(Raw records)
++++++++++

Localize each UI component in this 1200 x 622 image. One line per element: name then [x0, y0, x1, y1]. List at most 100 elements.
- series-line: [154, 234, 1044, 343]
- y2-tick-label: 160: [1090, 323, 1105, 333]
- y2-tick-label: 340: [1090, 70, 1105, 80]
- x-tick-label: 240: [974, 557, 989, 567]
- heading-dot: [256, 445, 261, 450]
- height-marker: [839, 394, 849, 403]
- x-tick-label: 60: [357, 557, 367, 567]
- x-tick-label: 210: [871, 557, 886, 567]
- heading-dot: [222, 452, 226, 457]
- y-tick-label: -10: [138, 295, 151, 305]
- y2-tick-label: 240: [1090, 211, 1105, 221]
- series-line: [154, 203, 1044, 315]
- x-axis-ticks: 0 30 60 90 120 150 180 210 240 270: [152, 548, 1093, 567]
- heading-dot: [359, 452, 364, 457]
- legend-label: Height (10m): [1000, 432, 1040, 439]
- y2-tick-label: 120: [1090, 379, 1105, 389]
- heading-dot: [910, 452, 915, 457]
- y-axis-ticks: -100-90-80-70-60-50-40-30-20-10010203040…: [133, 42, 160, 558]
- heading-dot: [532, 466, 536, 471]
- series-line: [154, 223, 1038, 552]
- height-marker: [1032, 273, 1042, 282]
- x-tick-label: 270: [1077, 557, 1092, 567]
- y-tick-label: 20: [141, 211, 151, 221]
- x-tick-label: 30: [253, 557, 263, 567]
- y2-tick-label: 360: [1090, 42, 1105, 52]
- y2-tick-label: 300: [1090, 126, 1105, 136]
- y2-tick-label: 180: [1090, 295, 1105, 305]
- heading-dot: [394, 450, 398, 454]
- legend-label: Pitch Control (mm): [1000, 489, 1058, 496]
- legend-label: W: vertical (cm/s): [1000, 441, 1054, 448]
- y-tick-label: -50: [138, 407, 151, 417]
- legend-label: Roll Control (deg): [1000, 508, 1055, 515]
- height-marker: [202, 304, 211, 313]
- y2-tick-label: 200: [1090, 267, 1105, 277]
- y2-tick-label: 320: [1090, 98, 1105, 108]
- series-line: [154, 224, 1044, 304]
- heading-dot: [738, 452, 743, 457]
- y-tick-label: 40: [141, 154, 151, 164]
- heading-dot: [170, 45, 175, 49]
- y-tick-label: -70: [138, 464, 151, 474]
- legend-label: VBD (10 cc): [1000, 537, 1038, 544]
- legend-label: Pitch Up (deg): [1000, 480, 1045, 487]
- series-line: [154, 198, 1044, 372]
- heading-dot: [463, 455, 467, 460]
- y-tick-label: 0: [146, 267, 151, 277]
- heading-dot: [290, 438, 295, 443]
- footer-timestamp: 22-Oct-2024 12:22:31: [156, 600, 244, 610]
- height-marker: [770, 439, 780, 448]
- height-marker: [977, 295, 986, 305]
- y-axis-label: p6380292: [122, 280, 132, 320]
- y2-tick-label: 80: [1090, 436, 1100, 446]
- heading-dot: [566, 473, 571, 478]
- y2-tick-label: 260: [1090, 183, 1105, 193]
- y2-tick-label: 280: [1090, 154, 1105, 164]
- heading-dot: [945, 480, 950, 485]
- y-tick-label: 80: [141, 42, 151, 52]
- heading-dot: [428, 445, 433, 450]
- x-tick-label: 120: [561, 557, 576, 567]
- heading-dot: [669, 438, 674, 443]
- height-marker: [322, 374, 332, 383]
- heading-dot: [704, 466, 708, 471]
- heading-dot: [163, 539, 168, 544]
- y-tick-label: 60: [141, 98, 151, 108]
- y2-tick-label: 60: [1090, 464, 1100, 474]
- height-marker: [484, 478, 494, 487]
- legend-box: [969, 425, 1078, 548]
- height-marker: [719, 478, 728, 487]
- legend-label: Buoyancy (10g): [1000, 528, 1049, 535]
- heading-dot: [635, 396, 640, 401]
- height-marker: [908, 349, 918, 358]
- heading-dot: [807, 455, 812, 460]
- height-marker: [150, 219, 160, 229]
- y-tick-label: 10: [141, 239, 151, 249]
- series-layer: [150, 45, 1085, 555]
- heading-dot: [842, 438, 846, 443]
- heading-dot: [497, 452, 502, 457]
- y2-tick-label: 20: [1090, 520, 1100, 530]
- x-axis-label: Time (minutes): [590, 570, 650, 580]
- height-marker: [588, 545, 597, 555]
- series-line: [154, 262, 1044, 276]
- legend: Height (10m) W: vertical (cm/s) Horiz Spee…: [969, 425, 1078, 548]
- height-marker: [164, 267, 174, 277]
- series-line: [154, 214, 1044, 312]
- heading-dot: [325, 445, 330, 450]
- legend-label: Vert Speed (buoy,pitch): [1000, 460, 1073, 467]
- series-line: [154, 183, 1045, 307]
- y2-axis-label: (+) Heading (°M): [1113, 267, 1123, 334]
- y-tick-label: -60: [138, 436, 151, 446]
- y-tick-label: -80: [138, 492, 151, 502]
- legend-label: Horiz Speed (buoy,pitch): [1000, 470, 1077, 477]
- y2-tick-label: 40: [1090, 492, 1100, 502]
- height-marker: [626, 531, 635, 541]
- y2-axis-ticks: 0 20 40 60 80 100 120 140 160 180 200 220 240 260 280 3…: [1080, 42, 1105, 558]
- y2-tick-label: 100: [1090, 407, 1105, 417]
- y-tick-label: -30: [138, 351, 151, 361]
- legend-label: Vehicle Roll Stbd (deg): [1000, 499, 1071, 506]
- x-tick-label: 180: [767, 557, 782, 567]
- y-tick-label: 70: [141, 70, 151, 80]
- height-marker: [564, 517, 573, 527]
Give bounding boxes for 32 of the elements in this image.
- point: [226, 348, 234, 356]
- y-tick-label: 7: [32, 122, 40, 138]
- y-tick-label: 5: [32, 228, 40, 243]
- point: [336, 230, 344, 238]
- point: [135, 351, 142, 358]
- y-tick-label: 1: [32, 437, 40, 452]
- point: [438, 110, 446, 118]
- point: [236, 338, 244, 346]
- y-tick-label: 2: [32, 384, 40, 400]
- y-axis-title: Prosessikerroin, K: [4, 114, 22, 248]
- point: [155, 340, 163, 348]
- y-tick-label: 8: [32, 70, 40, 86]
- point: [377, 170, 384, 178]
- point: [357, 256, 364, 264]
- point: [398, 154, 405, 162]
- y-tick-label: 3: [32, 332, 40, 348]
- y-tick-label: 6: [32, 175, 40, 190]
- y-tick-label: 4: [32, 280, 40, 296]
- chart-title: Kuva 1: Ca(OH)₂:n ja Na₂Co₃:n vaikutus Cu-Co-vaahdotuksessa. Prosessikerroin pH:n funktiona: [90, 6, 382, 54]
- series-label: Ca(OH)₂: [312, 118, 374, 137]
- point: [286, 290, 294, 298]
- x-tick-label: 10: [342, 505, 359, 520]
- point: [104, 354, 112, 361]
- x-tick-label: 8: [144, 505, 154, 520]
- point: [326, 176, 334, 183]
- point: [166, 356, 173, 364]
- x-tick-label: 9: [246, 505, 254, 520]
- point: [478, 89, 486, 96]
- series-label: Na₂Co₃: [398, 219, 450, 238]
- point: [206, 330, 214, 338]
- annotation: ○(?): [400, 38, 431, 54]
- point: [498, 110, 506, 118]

++++++++++

→ **The task**:
Return, verbatim, the lines of the items from the first line through the line containing "- legend-label: W: vertical", including both of those lines.

→ **Answer**:
Localize each UI component in this 1200 x 622 image. One line per element: name then [x0, y0, x1, y1]. List at most 100 elements.
- series-line: [154, 234, 1044, 343]
- y2-tick-label: 160: [1090, 323, 1105, 333]
- y2-tick-label: 340: [1090, 70, 1105, 80]
- x-tick-label: 240: [974, 557, 989, 567]
- heading-dot: [256, 445, 261, 450]
- height-marker: [839, 394, 849, 403]
- x-tick-label: 60: [357, 557, 367, 567]
- x-tick-label: 210: [871, 557, 886, 567]
- heading-dot: [222, 452, 226, 457]
- y-tick-label: -10: [138, 295, 151, 305]
- y2-tick-label: 240: [1090, 211, 1105, 221]
- series-line: [154, 203, 1044, 315]
- x-axis-ticks: 0 30 60 90 120 150 180 210 240 270: [152, 548, 1093, 567]
- heading-dot: [359, 452, 364, 457]
- legend-label: Height (10m): [1000, 432, 1040, 439]
- y2-tick-label: 120: [1090, 379, 1105, 389]
- heading-dot: [910, 452, 915, 457]
- y-axis-ticks: -100-90-80-70-60-50-40-30-20-10010203040…: [133, 42, 160, 558]
- heading-dot: [532, 466, 536, 471]
- series-line: [154, 223, 1038, 552]
- height-marker: [1032, 273, 1042, 282]
- x-tick-label: 270: [1077, 557, 1092, 567]
- y-tick-label: 20: [141, 211, 151, 221]
- x-tick-label: 30: [253, 557, 263, 567]
- y2-tick-label: 360: [1090, 42, 1105, 52]
- y2-tick-label: 300: [1090, 126, 1105, 136]
- y2-tick-label: 180: [1090, 295, 1105, 305]
- heading-dot: [394, 450, 398, 454]
- legend-label: Pitch Control (mm): [1000, 489, 1058, 496]
- legend-label: W: vertical (cm/s): [1000, 441, 1054, 448]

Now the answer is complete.